Your task: How many lines in the entries below include the string "kind"? Answer with the number only.

Working data:

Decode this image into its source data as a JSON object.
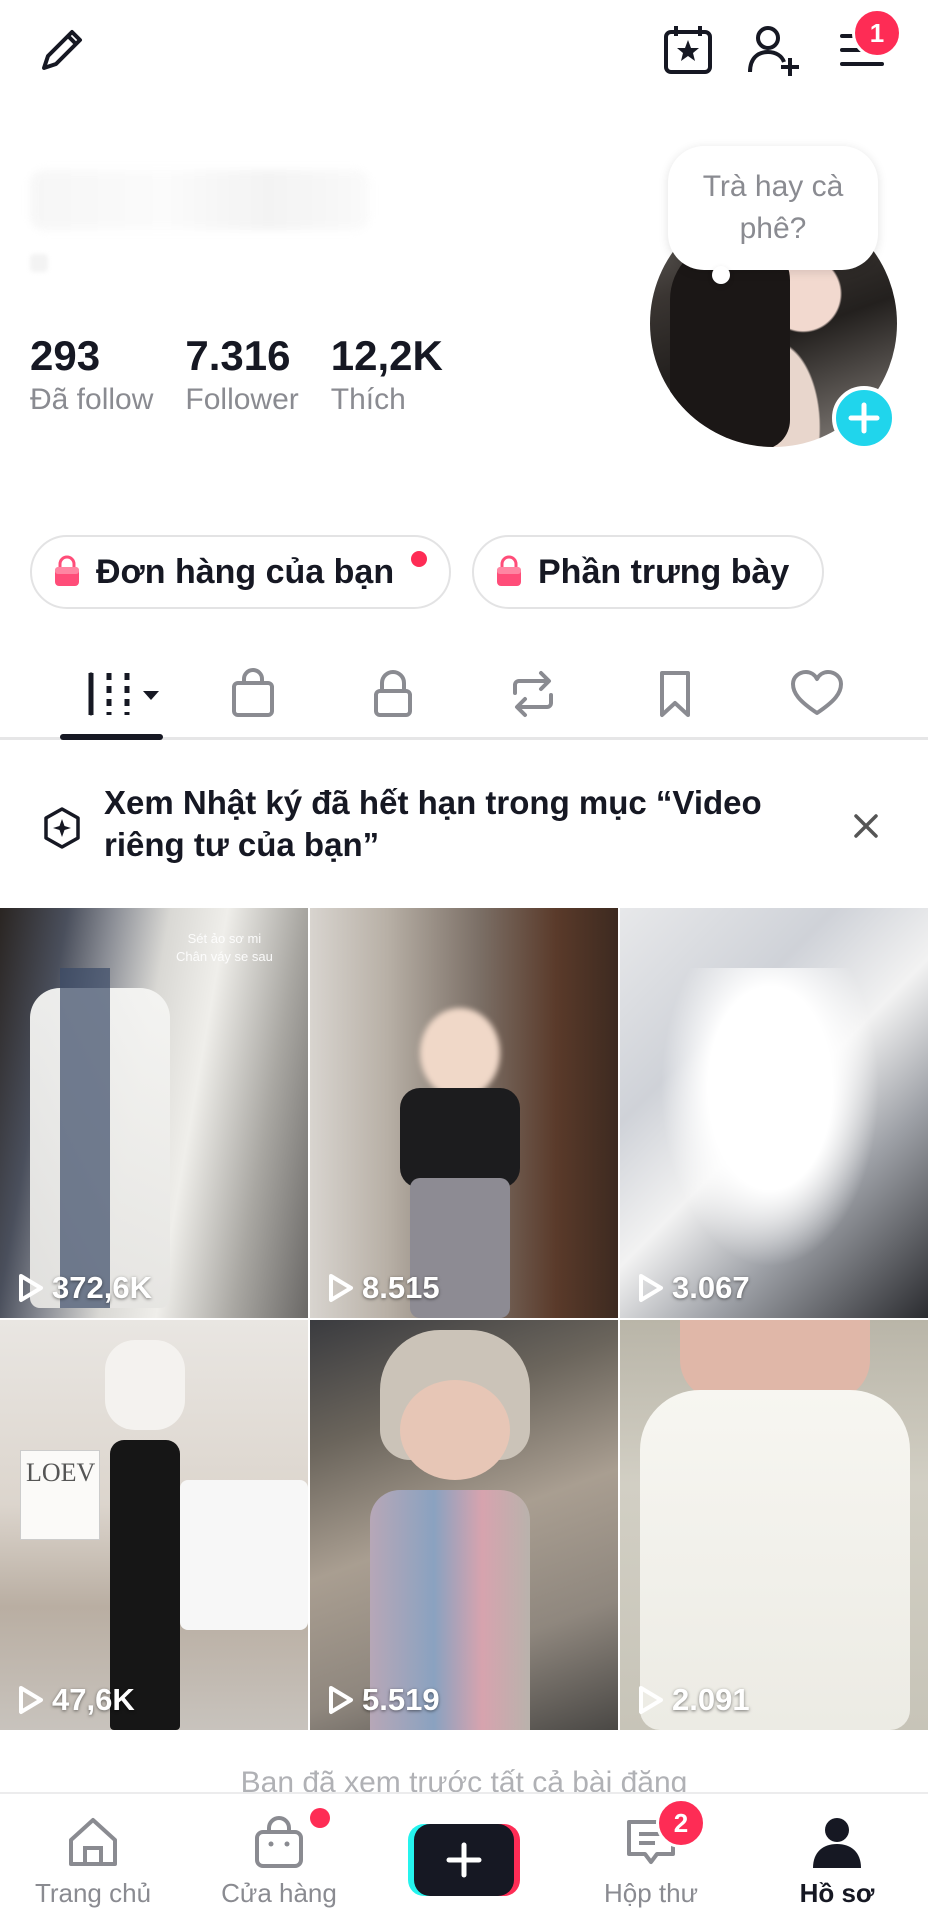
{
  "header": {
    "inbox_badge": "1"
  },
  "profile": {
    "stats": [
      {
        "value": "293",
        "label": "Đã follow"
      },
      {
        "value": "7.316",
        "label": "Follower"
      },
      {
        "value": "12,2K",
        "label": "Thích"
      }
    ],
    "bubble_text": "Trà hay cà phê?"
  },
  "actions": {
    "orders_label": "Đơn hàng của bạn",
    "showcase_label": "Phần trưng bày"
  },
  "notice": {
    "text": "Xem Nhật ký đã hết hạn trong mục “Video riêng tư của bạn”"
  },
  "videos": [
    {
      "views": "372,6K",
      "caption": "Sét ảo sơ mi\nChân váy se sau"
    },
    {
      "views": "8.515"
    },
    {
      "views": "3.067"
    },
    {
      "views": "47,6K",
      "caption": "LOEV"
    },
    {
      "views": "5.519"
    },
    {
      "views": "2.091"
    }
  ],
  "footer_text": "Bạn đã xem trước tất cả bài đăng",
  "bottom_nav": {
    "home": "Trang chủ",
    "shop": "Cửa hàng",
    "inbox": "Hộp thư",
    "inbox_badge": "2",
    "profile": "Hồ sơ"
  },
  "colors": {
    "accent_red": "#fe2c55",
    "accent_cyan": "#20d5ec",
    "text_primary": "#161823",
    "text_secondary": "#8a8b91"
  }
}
==
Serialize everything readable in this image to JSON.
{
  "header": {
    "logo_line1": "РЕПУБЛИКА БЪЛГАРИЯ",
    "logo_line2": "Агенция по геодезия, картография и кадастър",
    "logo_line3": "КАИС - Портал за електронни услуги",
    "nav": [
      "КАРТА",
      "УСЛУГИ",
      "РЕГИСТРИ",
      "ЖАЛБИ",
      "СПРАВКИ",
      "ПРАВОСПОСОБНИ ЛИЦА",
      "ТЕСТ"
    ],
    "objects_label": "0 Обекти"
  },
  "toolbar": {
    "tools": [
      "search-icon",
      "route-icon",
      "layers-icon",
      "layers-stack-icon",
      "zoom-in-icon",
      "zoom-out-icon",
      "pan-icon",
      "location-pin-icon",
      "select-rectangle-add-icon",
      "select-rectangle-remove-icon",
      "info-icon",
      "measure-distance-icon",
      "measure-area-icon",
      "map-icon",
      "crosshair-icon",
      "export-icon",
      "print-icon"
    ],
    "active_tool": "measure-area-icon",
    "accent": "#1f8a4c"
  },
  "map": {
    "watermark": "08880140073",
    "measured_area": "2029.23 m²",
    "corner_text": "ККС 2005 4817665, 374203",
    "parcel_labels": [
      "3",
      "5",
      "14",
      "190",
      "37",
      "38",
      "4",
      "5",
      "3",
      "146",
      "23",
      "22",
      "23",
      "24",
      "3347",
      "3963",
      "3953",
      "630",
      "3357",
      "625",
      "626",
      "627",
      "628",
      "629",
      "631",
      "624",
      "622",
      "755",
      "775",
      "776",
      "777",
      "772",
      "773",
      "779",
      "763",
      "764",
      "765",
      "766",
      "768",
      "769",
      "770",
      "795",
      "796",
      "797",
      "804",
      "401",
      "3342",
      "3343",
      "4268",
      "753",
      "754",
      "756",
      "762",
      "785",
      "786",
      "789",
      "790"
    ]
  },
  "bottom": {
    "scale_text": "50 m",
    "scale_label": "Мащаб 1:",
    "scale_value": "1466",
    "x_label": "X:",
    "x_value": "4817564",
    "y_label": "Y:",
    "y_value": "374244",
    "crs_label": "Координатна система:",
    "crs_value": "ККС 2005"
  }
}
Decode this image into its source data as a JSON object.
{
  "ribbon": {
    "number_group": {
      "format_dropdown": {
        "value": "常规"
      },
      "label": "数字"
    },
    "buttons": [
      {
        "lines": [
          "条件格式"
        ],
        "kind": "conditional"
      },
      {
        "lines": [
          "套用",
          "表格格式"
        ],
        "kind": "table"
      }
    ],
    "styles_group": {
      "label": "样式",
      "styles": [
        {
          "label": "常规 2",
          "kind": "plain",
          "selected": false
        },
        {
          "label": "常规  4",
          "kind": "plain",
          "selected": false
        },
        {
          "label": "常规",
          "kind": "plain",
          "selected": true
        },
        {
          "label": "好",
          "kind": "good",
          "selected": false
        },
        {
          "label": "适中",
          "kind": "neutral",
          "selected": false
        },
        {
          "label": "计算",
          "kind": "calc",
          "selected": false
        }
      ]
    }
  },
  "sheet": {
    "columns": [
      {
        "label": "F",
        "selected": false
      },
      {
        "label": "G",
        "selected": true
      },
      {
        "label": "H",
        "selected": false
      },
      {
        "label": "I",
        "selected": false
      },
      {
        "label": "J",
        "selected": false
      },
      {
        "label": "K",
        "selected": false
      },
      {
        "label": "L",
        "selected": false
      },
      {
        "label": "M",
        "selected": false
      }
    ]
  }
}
...
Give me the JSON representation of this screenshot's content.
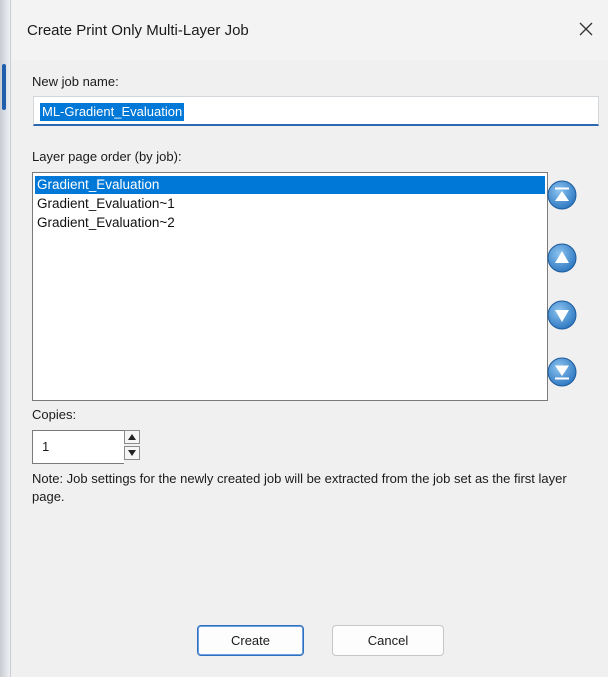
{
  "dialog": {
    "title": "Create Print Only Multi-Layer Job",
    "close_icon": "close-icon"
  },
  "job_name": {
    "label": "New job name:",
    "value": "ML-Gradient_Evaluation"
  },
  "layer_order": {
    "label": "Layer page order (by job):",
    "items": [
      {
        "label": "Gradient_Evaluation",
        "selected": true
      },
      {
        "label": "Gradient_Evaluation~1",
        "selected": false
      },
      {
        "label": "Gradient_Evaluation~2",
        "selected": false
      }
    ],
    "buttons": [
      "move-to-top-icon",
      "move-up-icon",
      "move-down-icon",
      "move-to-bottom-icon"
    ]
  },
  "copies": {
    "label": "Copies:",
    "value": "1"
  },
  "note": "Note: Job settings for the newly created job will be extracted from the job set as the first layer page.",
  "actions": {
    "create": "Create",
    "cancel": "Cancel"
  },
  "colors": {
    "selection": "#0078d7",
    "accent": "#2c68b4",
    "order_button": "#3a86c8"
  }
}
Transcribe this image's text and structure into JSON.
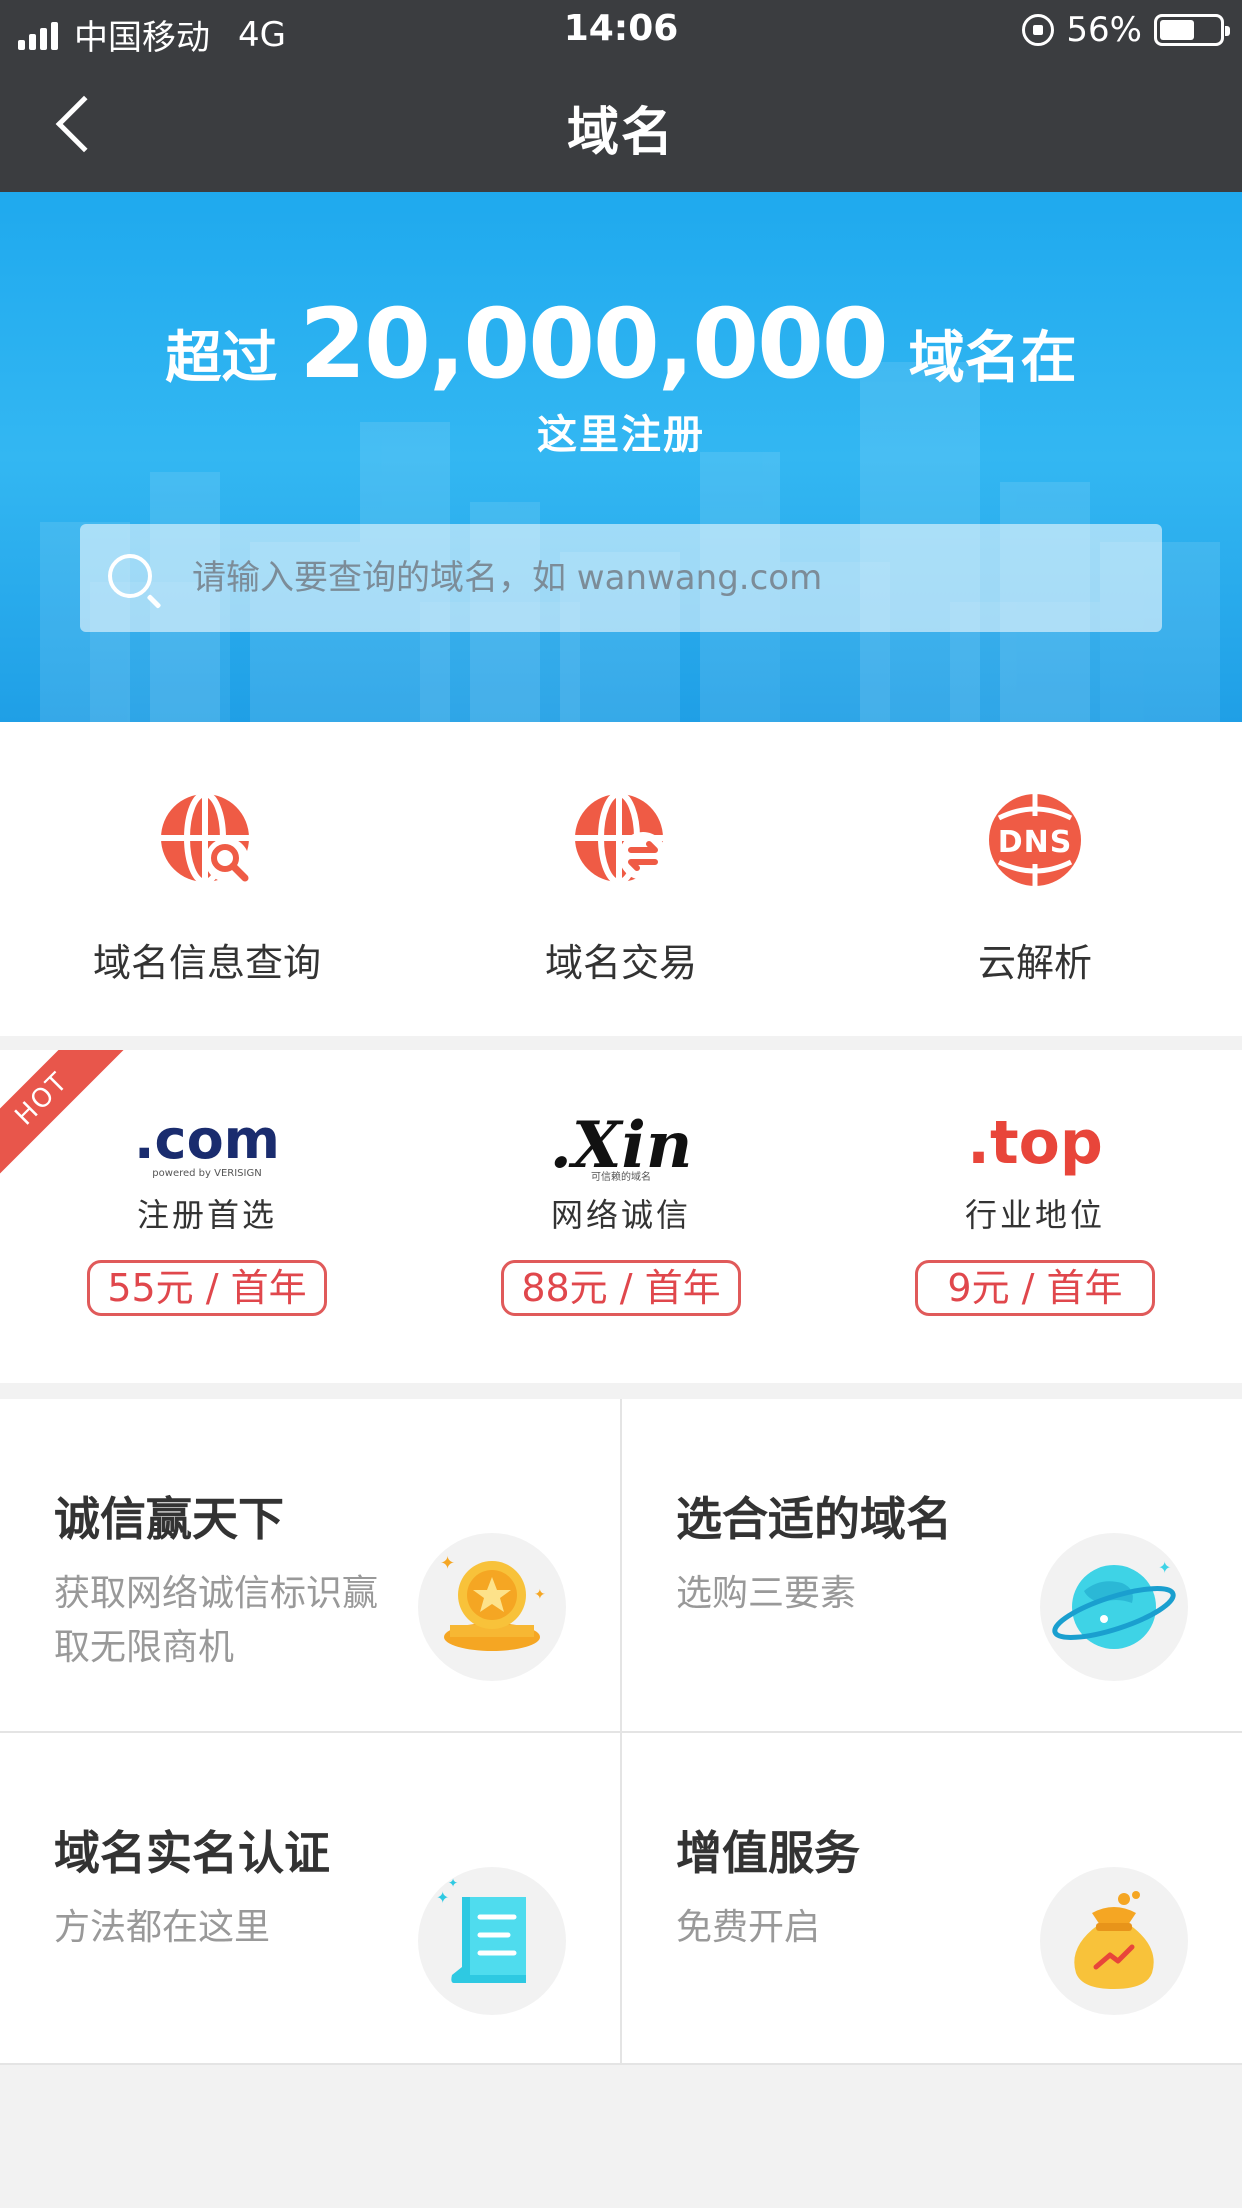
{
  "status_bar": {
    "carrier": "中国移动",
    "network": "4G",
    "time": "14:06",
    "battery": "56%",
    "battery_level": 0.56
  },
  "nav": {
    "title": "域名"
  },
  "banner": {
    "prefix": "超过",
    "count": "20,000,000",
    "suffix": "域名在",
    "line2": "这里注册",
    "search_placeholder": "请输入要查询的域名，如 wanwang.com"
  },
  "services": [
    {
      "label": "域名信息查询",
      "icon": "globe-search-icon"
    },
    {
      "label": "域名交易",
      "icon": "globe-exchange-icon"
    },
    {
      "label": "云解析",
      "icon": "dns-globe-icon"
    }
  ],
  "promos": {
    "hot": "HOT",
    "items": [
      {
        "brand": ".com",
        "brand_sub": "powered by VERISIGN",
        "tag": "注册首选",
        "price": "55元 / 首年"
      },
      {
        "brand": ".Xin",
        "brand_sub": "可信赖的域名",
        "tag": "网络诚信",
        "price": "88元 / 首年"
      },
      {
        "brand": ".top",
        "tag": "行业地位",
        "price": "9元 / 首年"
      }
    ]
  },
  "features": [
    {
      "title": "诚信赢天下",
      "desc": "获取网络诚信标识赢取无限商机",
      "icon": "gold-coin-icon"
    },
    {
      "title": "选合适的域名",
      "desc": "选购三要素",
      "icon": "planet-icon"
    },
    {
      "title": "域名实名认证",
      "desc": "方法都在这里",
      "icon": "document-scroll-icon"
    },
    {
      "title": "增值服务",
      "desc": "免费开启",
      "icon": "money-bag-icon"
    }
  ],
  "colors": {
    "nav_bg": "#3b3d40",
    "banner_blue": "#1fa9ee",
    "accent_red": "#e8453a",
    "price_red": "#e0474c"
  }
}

Written response: 8